Records from a dataset
┏━━

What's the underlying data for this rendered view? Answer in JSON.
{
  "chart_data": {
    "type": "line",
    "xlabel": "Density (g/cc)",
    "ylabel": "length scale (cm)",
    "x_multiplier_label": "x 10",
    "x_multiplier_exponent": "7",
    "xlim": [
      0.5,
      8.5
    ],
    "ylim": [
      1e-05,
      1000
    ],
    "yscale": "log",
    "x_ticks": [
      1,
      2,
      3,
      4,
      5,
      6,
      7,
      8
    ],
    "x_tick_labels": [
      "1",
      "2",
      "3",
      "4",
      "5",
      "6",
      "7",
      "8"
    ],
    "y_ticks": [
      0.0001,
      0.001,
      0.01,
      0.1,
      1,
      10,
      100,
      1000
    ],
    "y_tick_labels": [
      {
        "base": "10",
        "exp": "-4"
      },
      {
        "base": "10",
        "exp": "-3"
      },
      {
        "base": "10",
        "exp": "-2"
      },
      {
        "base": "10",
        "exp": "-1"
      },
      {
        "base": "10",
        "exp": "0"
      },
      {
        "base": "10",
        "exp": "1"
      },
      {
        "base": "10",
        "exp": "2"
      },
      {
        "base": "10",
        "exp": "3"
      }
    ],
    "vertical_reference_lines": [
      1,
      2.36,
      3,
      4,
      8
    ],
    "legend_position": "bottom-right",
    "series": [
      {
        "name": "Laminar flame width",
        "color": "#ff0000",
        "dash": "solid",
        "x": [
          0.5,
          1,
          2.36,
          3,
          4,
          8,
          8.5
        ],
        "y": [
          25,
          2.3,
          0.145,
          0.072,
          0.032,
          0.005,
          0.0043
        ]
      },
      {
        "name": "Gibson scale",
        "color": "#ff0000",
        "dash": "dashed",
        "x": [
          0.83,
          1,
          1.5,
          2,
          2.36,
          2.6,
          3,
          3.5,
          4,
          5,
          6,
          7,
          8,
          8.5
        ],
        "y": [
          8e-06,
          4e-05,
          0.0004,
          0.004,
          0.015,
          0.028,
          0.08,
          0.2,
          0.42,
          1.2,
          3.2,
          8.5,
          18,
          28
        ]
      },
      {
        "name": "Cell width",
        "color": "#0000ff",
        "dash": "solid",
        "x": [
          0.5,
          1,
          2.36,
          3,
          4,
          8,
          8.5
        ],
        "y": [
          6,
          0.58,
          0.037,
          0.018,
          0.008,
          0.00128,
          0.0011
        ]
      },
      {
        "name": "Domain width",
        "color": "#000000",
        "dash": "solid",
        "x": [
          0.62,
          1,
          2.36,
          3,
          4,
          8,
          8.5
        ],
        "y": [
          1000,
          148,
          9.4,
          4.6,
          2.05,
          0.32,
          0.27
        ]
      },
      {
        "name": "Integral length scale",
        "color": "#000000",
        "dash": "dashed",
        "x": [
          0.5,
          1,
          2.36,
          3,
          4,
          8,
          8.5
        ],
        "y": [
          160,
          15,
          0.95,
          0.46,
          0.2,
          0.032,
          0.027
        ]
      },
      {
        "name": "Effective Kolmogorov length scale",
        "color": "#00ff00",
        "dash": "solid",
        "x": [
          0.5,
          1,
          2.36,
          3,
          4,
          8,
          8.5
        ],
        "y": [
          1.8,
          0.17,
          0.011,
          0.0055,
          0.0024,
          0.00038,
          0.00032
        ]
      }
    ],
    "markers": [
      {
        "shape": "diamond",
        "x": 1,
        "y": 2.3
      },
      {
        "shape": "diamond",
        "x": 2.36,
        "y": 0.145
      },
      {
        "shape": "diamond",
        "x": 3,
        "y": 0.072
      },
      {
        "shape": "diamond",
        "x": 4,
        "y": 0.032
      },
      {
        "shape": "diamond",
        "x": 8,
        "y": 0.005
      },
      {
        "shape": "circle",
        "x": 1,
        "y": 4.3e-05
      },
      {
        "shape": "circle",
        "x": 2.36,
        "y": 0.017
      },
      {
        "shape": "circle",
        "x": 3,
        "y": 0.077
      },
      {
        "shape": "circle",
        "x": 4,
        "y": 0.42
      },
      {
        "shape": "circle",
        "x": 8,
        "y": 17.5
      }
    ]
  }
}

┗━━

▶ **Aim of the task**: Transcribe every entry exactly.

▶ **Result**:
What's the underlying data for this rendered view? Answer in JSON.
{
  "chart_data": {
    "type": "line",
    "xlabel": "Density (g/cc)",
    "ylabel": "length scale (cm)",
    "x_multiplier_label": "x 10",
    "x_multiplier_exponent": "7",
    "xlim": [
      0.5,
      8.5
    ],
    "ylim": [
      1e-05,
      1000
    ],
    "yscale": "log",
    "x_ticks": [
      1,
      2,
      3,
      4,
      5,
      6,
      7,
      8
    ],
    "x_tick_labels": [
      "1",
      "2",
      "3",
      "4",
      "5",
      "6",
      "7",
      "8"
    ],
    "y_ticks": [
      0.0001,
      0.001,
      0.01,
      0.1,
      1,
      10,
      100,
      1000
    ],
    "y_tick_labels": [
      {
        "base": "10",
        "exp": "-4"
      },
      {
        "base": "10",
        "exp": "-3"
      },
      {
        "base": "10",
        "exp": "-2"
      },
      {
        "base": "10",
        "exp": "-1"
      },
      {
        "base": "10",
        "exp": "0"
      },
      {
        "base": "10",
        "exp": "1"
      },
      {
        "base": "10",
        "exp": "2"
      },
      {
        "base": "10",
        "exp": "3"
      }
    ],
    "vertical_reference_lines": [
      1,
      2.36,
      3,
      4,
      8
    ],
    "legend_position": "bottom-right",
    "series": [
      {
        "name": "Laminar flame width",
        "color": "#ff0000",
        "dash": "solid",
        "x": [
          0.5,
          1,
          2.36,
          3,
          4,
          8,
          8.5
        ],
        "y": [
          25,
          2.3,
          0.145,
          0.072,
          0.032,
          0.005,
          0.0043
        ]
      },
      {
        "name": "Gibson scale",
        "color": "#ff0000",
        "dash": "dashed",
        "x": [
          0.83,
          1,
          1.5,
          2,
          2.36,
          2.6,
          3,
          3.5,
          4,
          5,
          6,
          7,
          8,
          8.5
        ],
        "y": [
          8e-06,
          4e-05,
          0.0004,
          0.004,
          0.015,
          0.028,
          0.08,
          0.2,
          0.42,
          1.2,
          3.2,
          8.5,
          18,
          28
        ]
      },
      {
        "name": "Cell width",
        "color": "#0000ff",
        "dash": "solid",
        "x": [
          0.5,
          1,
          2.36,
          3,
          4,
          8,
          8.5
        ],
        "y": [
          6,
          0.58,
          0.037,
          0.018,
          0.008,
          0.00128,
          0.0011
        ]
      },
      {
        "name": "Domain width",
        "color": "#000000",
        "dash": "solid",
        "x": [
          0.62,
          1,
          2.36,
          3,
          4,
          8,
          8.5
        ],
        "y": [
          1000,
          148,
          9.4,
          4.6,
          2.05,
          0.32,
          0.27
        ]
      },
      {
        "name": "Integral length scale",
        "color": "#000000",
        "dash": "dashed",
        "x": [
          0.5,
          1,
          2.36,
          3,
          4,
          8,
          8.5
        ],
        "y": [
          160,
          15,
          0.95,
          0.46,
          0.2,
          0.032,
          0.027
        ]
      },
      {
        "name": "Effective Kolmogorov length scale",
        "color": "#00ff00",
        "dash": "solid",
        "x": [
          0.5,
          1,
          2.36,
          3,
          4,
          8,
          8.5
        ],
        "y": [
          1.8,
          0.17,
          0.011,
          0.0055,
          0.0024,
          0.00038,
          0.00032
        ]
      }
    ],
    "markers": [
      {
        "shape": "diamond",
        "x": 1,
        "y": 2.3
      },
      {
        "shape": "diamond",
        "x": 2.36,
        "y": 0.145
      },
      {
        "shape": "diamond",
        "x": 3,
        "y": 0.072
      },
      {
        "shape": "diamond",
        "x": 4,
        "y": 0.032
      },
      {
        "shape": "diamond",
        "x": 8,
        "y": 0.005
      },
      {
        "shape": "circle",
        "x": 1,
        "y": 4.3e-05
      },
      {
        "shape": "circle",
        "x": 2.36,
        "y": 0.017
      },
      {
        "shape": "circle",
        "x": 3,
        "y": 0.077
      },
      {
        "shape": "circle",
        "x": 4,
        "y": 0.42
      },
      {
        "shape": "circle",
        "x": 8,
        "y": 17.5
      }
    ]
  }
}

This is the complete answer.